■ **WORK TO DO**: In the records below, find each line containing the word "icon" and copy it.

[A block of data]
+++
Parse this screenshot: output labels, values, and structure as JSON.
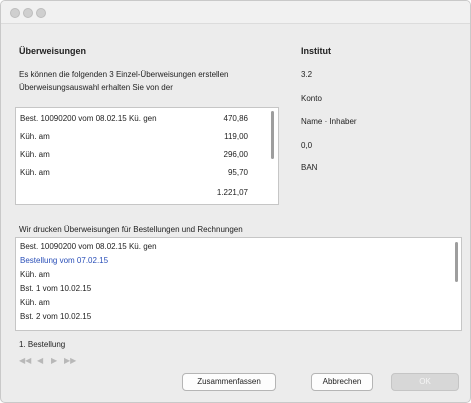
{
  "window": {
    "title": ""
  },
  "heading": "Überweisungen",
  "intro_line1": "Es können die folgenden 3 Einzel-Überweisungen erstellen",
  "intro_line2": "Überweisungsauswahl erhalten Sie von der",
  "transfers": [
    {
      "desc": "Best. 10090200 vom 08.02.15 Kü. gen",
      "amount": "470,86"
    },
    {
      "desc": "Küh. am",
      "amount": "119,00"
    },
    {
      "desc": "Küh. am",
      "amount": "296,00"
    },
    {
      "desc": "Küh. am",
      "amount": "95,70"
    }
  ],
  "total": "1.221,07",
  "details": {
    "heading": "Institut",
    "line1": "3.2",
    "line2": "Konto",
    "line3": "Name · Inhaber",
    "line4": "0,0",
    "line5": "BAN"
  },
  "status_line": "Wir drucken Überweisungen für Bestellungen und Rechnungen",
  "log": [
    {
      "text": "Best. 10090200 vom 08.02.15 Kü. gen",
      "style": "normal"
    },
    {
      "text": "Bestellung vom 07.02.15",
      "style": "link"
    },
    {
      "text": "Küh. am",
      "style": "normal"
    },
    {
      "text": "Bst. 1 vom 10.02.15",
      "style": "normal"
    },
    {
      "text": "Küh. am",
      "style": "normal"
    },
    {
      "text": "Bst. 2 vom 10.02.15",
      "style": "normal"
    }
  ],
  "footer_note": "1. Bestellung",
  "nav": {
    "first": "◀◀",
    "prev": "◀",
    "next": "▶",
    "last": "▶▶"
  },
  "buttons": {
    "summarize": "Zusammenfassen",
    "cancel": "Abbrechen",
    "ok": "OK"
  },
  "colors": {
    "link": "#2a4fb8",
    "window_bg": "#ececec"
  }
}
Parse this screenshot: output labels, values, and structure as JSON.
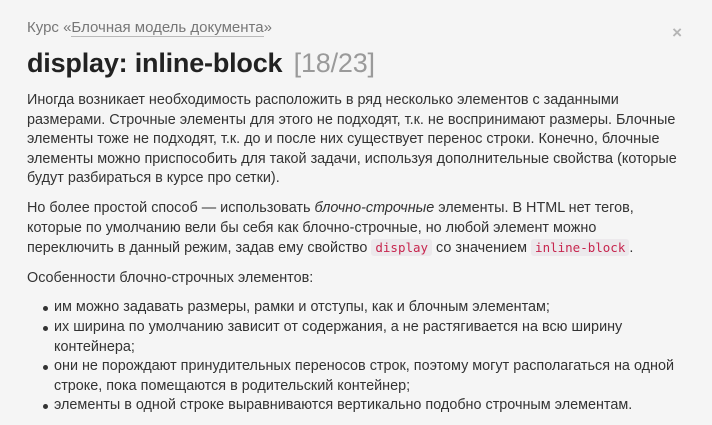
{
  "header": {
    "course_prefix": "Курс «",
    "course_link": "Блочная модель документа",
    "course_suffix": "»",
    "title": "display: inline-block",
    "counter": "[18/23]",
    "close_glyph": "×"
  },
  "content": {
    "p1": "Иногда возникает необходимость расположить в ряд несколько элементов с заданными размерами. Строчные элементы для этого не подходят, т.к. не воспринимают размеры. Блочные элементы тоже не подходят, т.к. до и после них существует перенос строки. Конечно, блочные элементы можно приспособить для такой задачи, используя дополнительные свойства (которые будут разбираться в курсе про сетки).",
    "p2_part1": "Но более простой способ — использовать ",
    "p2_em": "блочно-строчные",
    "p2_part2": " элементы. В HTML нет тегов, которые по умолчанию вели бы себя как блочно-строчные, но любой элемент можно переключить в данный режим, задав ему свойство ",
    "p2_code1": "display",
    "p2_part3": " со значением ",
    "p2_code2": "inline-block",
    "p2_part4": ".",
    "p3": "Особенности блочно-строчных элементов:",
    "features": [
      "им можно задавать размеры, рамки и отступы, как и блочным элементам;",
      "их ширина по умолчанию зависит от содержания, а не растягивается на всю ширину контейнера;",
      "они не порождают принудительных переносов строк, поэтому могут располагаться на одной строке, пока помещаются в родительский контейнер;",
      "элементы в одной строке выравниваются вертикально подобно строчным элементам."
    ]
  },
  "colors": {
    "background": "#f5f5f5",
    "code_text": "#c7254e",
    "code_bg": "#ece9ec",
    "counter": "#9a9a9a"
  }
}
+++
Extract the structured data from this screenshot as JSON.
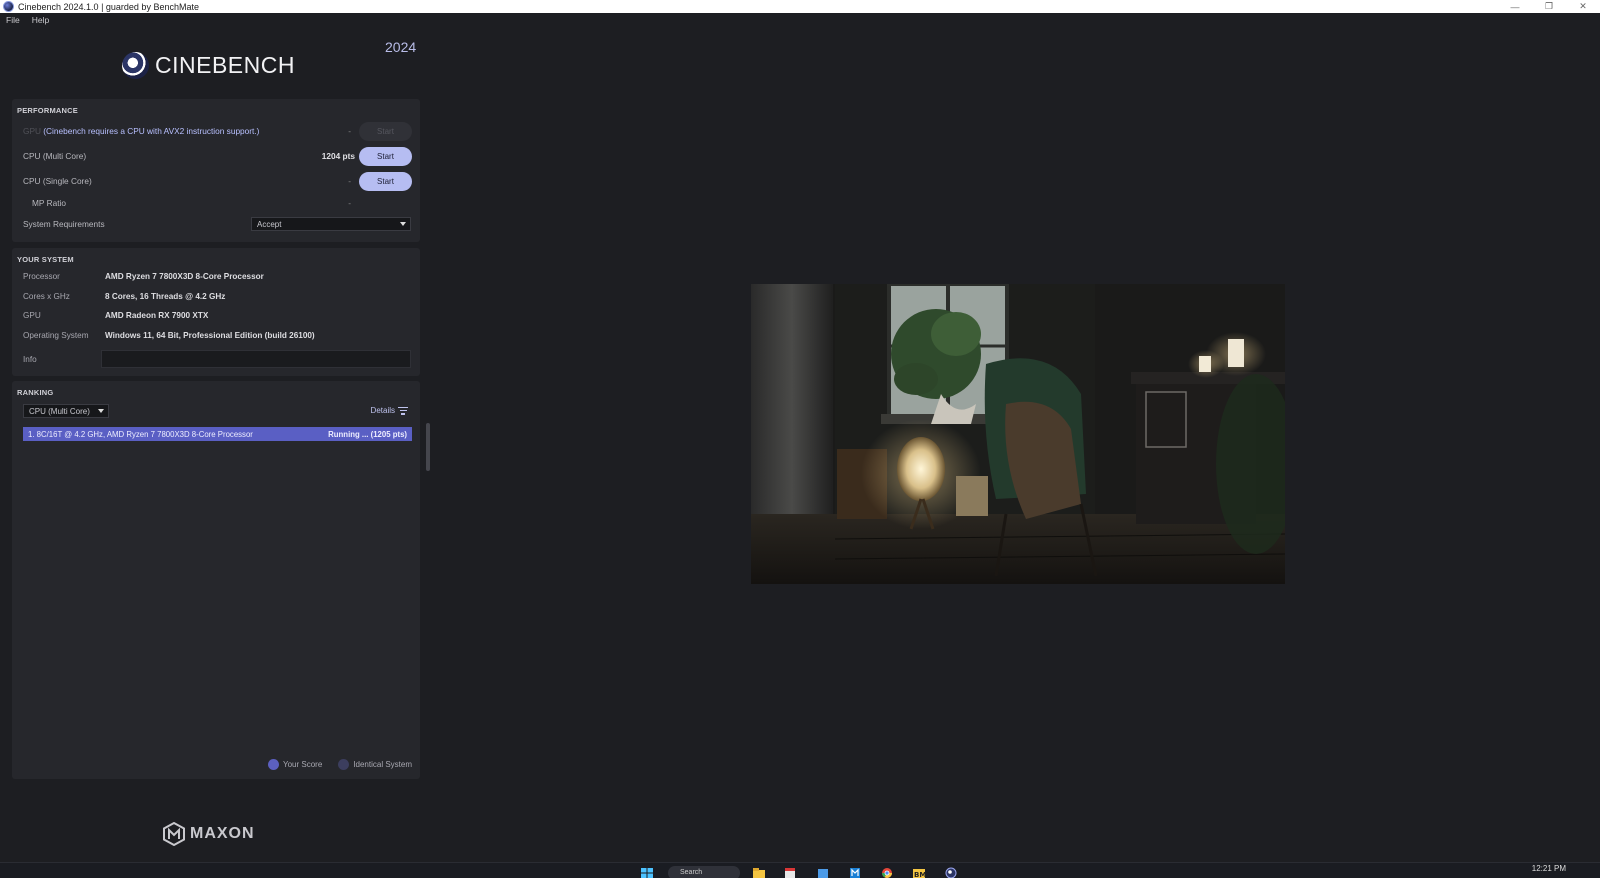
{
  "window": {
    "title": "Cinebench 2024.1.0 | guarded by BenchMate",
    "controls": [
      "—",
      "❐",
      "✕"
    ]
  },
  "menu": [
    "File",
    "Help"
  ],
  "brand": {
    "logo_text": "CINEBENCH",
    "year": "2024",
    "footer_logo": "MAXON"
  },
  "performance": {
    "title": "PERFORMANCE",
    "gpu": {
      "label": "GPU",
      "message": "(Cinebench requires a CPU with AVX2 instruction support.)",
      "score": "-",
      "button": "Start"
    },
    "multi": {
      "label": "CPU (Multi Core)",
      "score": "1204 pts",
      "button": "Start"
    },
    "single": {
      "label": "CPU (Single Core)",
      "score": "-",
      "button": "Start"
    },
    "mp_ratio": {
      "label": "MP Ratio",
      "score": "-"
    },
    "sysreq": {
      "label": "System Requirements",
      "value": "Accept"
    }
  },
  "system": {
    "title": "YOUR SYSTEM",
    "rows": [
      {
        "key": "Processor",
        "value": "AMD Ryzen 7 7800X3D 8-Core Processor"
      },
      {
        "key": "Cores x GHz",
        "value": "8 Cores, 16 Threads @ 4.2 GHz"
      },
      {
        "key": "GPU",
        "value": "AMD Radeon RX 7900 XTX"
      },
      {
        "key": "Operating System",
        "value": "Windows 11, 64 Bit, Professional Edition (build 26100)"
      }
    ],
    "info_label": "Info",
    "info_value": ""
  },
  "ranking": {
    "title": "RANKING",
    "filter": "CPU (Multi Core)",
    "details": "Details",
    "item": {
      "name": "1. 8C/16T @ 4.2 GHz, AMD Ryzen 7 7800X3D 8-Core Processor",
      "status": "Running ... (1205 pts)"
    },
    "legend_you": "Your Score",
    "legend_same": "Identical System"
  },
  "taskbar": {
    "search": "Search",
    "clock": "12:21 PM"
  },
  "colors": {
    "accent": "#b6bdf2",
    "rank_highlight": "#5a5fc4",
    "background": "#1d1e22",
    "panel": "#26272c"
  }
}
+++
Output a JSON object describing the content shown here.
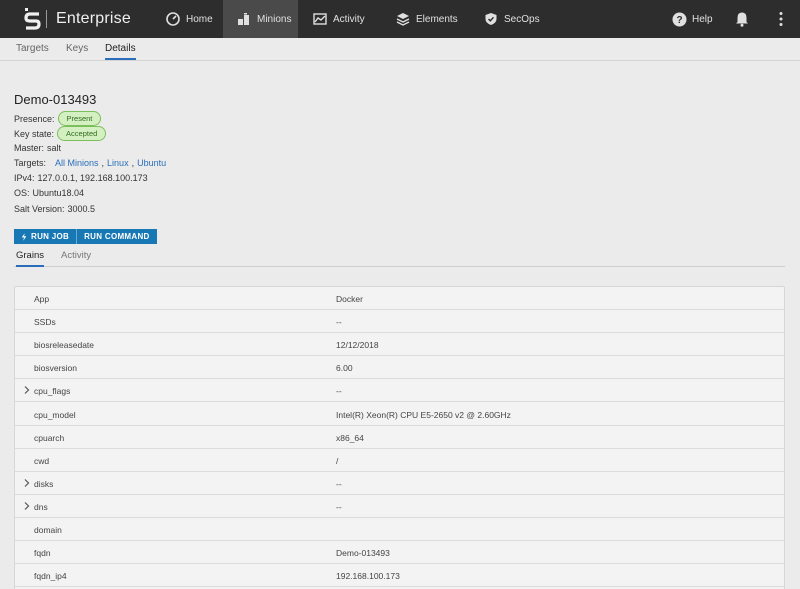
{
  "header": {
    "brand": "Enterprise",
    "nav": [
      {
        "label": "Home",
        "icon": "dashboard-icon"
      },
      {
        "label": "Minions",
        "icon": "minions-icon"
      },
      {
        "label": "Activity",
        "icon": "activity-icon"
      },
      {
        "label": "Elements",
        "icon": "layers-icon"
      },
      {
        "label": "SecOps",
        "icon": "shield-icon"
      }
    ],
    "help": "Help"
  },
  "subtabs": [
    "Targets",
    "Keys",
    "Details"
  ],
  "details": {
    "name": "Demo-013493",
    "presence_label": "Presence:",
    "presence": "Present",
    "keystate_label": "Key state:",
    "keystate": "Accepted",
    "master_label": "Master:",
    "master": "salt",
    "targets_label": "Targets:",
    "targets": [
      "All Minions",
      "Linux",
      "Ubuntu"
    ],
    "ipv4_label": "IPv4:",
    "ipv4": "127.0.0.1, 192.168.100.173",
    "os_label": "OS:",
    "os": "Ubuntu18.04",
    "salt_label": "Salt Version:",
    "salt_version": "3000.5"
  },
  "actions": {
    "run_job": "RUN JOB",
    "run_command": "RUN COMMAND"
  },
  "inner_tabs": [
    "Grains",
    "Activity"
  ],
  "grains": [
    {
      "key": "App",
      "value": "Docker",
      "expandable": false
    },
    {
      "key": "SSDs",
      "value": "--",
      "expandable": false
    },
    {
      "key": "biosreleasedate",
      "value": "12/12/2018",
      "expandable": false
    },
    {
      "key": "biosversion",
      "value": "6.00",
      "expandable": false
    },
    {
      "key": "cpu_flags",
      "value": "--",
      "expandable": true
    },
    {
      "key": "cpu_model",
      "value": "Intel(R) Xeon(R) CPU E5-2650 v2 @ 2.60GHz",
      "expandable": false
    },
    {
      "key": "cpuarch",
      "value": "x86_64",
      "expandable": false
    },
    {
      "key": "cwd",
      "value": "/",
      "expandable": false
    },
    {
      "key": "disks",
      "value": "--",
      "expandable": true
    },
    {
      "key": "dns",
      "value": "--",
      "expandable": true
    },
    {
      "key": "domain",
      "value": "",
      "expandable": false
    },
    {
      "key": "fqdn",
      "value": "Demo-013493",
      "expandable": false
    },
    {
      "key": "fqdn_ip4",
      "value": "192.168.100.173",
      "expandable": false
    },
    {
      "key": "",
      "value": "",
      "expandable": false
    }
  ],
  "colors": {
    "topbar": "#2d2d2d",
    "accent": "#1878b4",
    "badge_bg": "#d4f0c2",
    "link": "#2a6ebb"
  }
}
+++
■ **SOLUTION**:
        "icon": "dashboard-icon"
        "icon": "minions-icon"
        "icon": "activity-icon"
        "icon": "layers-icon"
        "icon": "shield-icon"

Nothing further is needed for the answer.